Items listed in a dataset
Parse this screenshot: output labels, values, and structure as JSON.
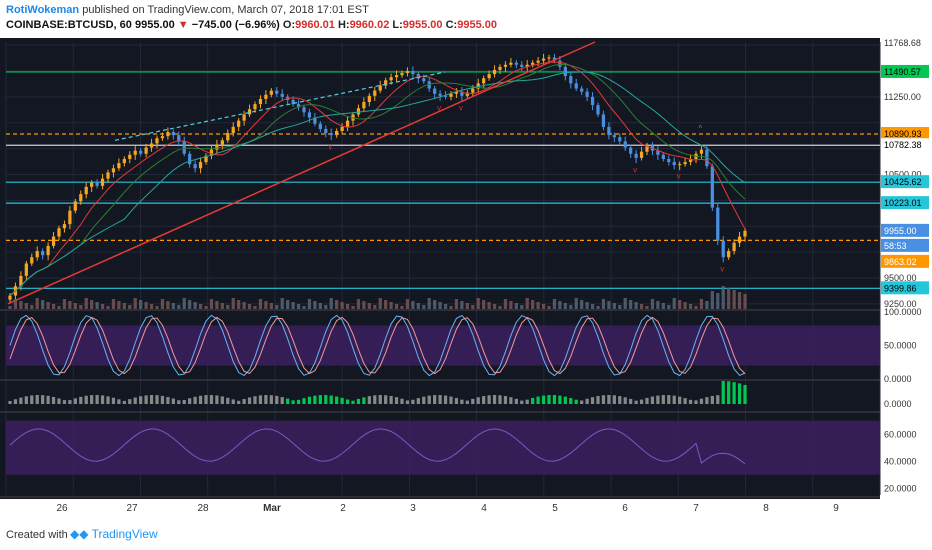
{
  "header": {
    "author": "RotiWokeman",
    "published_text": "published on TradingView.com, March 07, 2018 17:01 EST",
    "symbol": "COINBASE:BTCUSD, 60",
    "last": "9955.00",
    "arrow": "▼",
    "change": "−745.00 (−6.96%)",
    "o_label": "O:",
    "o": "9960.01",
    "h_label": "H:",
    "h": "9960.02",
    "l_label": "L:",
    "l": "9955.00",
    "c_label": "C:",
    "c": "9955.00"
  },
  "footer": {
    "created": "Created with",
    "brand": "TradingView"
  },
  "colors": {
    "bg": "#131722",
    "up": "#f5a623",
    "down": "#4a90e2",
    "green": "#00c853",
    "orange": "#ff9800",
    "cyan": "#26c6da",
    "red": "#d32f2f",
    "purple": "#3a1f5c"
  },
  "chart_data": [
    {
      "type": "candlestick",
      "title": "",
      "price_axis_ticks": [
        "11768.68",
        "11490.57",
        "11250.00",
        "10890.93",
        "10782.38",
        "10500.00",
        "10425.62",
        "10223.01",
        "9955.00",
        "58:53",
        "9863.02",
        "9500.00",
        "9399.86",
        "9250.00"
      ],
      "time_axis_ticks": [
        "26",
        "27",
        "28",
        "Mar",
        "2",
        "3",
        "4",
        "5",
        "6",
        "7",
        "8",
        "9"
      ],
      "ylim": [
        9200,
        11780
      ],
      "horizontal_levels": [
        {
          "value": 11490.57,
          "color": "green",
          "style": "solid"
        },
        {
          "value": 10890.93,
          "color": "orange",
          "style": "dashed"
        },
        {
          "value": 10782.38,
          "color": "white",
          "style": "solid"
        },
        {
          "value": 10425.62,
          "color": "cyan",
          "style": "solid"
        },
        {
          "value": 10223.01,
          "color": "cyan",
          "style": "solid"
        },
        {
          "value": 9863.02,
          "color": "orange",
          "style": "dashed"
        },
        {
          "value": 9399.86,
          "color": "cyan",
          "style": "solid"
        }
      ],
      "close_series": [
        9330,
        9420,
        9520,
        9640,
        9700,
        9760,
        9720,
        9810,
        9900,
        9980,
        10020,
        10150,
        10240,
        10310,
        10380,
        10420,
        10390,
        10460,
        10520,
        10560,
        10610,
        10650,
        10690,
        10730,
        10700,
        10760,
        10800,
        10850,
        10870,
        10910,
        10880,
        10820,
        10700,
        10600,
        10560,
        10620,
        10680,
        10740,
        10790,
        10830,
        10900,
        10960,
        11020,
        11080,
        11130,
        11180,
        11230,
        11270,
        11310,
        11280,
        11250,
        11220,
        11180,
        11150,
        11100,
        11050,
        10990,
        10940,
        10900,
        10880,
        10920,
        10960,
        11020,
        11080,
        11140,
        11200,
        11260,
        11310,
        11360,
        11410,
        11440,
        11460,
        11480,
        11500,
        11470,
        11430,
        11400,
        11330,
        11280,
        11260,
        11250,
        11280,
        11300,
        11260,
        11290,
        11330,
        11380,
        11430,
        11470,
        11510,
        11540,
        11560,
        11580,
        11560,
        11540,
        11560,
        11580,
        11600,
        11620,
        11630,
        11600,
        11540,
        11450,
        11380,
        11330,
        11300,
        11250,
        11170,
        11080,
        10960,
        10880,
        10860,
        10820,
        10760,
        10700,
        10660,
        10720,
        10780,
        10730,
        10690,
        10650,
        10620,
        10590,
        10600,
        10620,
        10650,
        10700,
        10740,
        10580,
        10180,
        9860,
        9700,
        9760,
        9840,
        9900,
        9955
      ],
      "indicators": [
        {
          "name": "Stochastic RSI",
          "axis_ticks": [
            "100.0000",
            "50.0000",
            "0.0000"
          ]
        },
        {
          "name": "Histogram",
          "axis_ticks": [
            "0.0000"
          ]
        },
        {
          "name": "RSI",
          "axis_ticks": [
            "60.0000",
            "40.0000",
            "20.0000"
          ]
        }
      ]
    }
  ]
}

What the exercise asks
Read the entries and show each line that mentions "name".

Correct output
          "name": "Stochastic RSI",
          "name": "Histogram",
          "name": "RSI",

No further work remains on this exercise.